** What the exercise asks **
Which lines below hold the word "make"? Report each one.

Dataset rows
━━━
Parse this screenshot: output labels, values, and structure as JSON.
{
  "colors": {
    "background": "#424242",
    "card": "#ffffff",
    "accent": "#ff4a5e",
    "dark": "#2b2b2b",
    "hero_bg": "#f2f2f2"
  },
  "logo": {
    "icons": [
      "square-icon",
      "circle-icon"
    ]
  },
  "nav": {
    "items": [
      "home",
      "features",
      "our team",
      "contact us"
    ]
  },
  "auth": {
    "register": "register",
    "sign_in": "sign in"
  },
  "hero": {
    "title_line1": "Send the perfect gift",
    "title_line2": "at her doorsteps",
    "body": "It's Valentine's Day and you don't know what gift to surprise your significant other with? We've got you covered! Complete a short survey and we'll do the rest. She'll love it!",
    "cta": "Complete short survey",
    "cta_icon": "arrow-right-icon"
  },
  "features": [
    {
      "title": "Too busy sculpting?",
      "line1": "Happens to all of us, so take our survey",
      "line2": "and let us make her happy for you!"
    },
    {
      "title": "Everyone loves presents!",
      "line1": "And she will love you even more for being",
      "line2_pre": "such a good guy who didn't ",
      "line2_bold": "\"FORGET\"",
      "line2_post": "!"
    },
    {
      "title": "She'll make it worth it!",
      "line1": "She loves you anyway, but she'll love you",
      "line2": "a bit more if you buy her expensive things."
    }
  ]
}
━━━
** Answer below **
      "line2": "and let us make her happy for you!"
      "title": "She'll make it worth it!",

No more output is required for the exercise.